═══ Exercise input ═══

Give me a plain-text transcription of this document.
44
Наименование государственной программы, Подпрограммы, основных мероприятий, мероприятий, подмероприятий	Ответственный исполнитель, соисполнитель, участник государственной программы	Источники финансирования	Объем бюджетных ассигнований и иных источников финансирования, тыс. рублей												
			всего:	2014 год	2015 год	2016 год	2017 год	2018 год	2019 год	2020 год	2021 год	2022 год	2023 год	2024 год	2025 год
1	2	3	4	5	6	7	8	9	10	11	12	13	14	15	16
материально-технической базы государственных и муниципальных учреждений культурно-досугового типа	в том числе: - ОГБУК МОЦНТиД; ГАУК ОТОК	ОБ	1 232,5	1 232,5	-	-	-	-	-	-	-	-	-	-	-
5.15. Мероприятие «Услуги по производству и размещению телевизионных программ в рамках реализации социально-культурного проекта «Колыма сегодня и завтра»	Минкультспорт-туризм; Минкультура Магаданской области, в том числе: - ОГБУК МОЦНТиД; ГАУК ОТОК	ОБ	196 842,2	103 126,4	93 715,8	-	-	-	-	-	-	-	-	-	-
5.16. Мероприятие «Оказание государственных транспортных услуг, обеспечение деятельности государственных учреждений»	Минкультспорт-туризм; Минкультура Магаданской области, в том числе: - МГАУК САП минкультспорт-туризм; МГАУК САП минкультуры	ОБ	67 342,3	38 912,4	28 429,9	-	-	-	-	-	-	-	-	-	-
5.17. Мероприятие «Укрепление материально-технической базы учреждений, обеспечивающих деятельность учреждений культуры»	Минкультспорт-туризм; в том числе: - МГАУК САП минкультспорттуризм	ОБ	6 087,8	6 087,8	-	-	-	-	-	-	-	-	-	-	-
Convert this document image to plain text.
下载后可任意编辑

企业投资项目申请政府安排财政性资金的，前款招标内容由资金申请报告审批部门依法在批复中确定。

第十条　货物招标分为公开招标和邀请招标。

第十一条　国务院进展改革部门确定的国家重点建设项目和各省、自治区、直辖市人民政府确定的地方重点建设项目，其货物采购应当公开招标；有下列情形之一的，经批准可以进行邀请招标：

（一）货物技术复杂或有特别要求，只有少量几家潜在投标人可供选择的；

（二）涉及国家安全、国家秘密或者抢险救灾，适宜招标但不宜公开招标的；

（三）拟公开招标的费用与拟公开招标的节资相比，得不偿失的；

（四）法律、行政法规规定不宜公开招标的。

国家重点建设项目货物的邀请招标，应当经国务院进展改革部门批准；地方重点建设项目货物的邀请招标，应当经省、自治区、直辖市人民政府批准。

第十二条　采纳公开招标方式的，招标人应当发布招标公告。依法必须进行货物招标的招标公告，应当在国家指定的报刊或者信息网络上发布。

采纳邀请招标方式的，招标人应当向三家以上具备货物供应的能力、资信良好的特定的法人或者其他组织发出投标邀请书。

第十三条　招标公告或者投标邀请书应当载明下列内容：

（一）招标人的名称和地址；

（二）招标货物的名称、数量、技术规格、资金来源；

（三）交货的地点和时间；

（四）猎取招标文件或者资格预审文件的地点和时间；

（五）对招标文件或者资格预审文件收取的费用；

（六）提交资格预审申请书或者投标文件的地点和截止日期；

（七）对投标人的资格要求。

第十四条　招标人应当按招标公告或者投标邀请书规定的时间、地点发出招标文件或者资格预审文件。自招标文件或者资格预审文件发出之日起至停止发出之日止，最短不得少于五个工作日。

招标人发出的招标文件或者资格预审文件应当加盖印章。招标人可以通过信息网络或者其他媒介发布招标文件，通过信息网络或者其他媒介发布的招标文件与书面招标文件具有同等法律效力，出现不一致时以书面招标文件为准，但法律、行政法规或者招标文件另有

═══

_Task:_ Gather all the lines that include the word "this" and copy them out.

_Task response:_
Give me a plain-text transcription of this document.
Convert this document image to plain text.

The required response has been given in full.